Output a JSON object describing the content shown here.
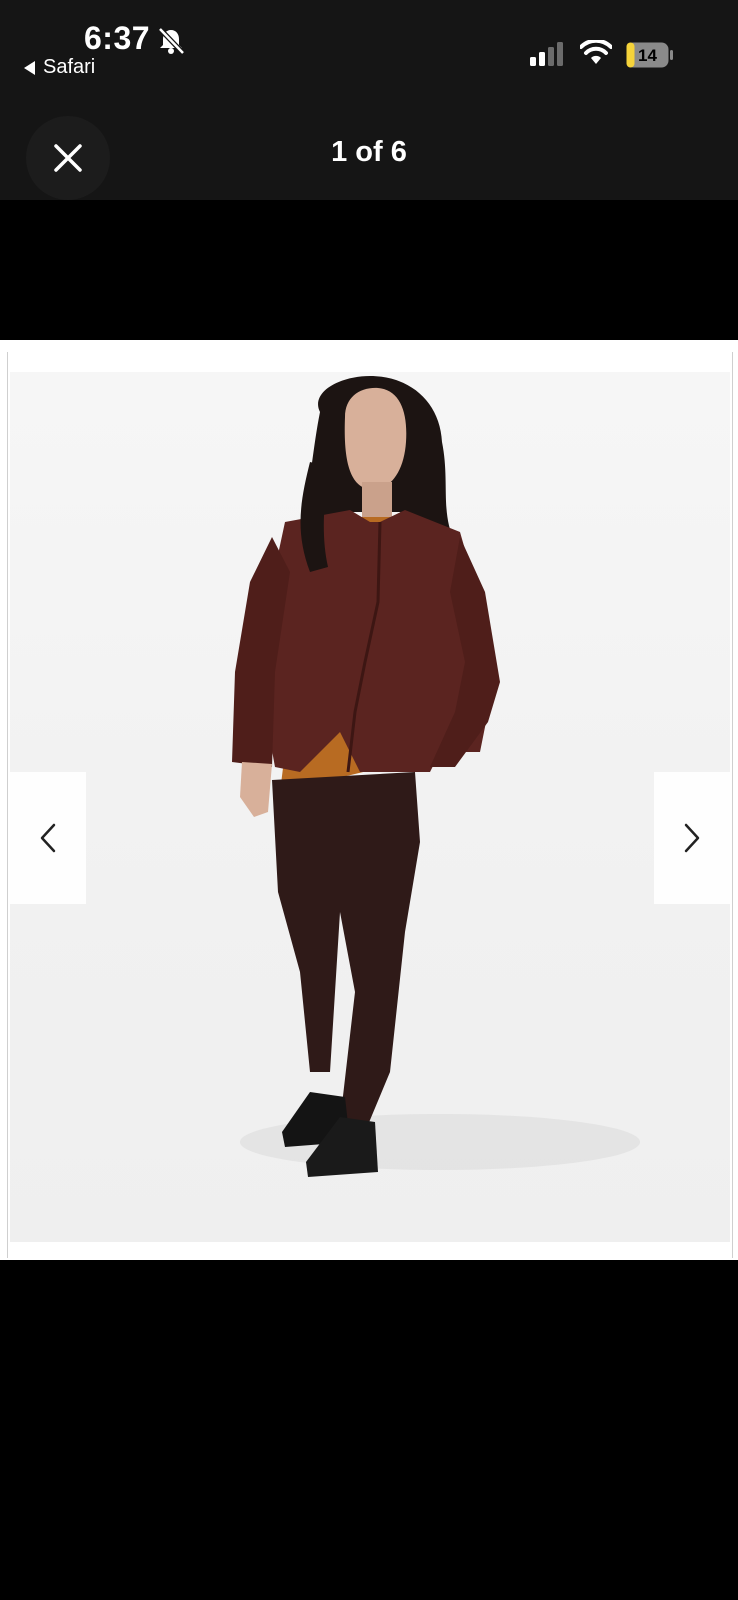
{
  "status_bar": {
    "time": "6:37",
    "back_app": "Safari",
    "battery": "14",
    "icons": [
      "bell-slash-icon",
      "cellular-signal-icon",
      "wifi-icon",
      "battery-icon"
    ]
  },
  "header": {
    "title": "1 of 6",
    "close_icon": "close-icon"
  },
  "gallery": {
    "current_index": 1,
    "total": 6,
    "prev_icon": "chevron-left-icon",
    "next_icon": "chevron-right-icon"
  },
  "colors": {
    "top_bar": "#151515",
    "battery_fill": "#f5d33a",
    "jacket": "#5b2420",
    "tshirt": "#b86b22",
    "pants": "#2f1a18"
  }
}
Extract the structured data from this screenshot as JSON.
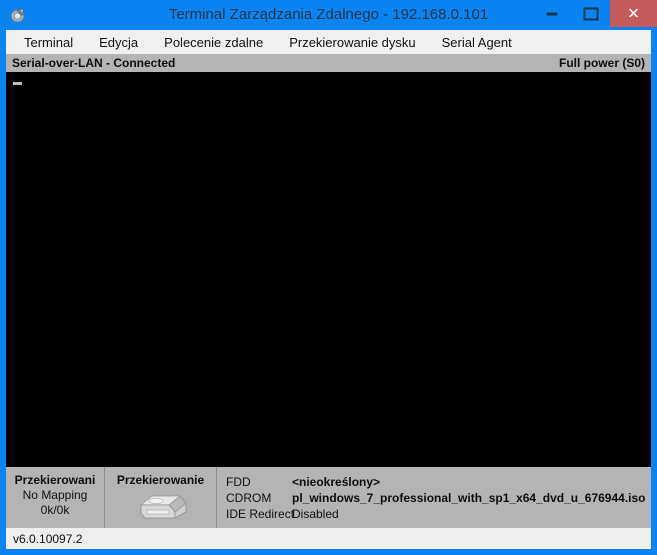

● ● ●

* WHAT YOU WILL DO *
Pictures in the records should not appear in your copy, but everything else must be transcribed exactly.

* EXERCISE RESULT *
Output a JSON object describing the content shown here.
{
  "status_bar": {
    "time": "6:37",
    "back_app": "Safari",
    "battery": "14",
    "icons": [
      "bell-slash-icon",
      "cellular-signal-icon",
      "wifi-icon",
      "battery-icon"
    ]
  },
  "header": {
    "title": "1 of 6",
    "close_icon": "close-icon"
  },
  "gallery": {
    "current_index": 1,
    "total": 6,
    "prev_icon": "chevron-left-icon",
    "next_icon": "chevron-right-icon"
  },
  "colors": {
    "top_bar": "#151515",
    "battery_fill": "#f5d33a",
    "jacket": "#5b2420",
    "tshirt": "#b86b22",
    "pants": "#2f1a18"
  }
}
Extract the structured data from this screenshot as JSON.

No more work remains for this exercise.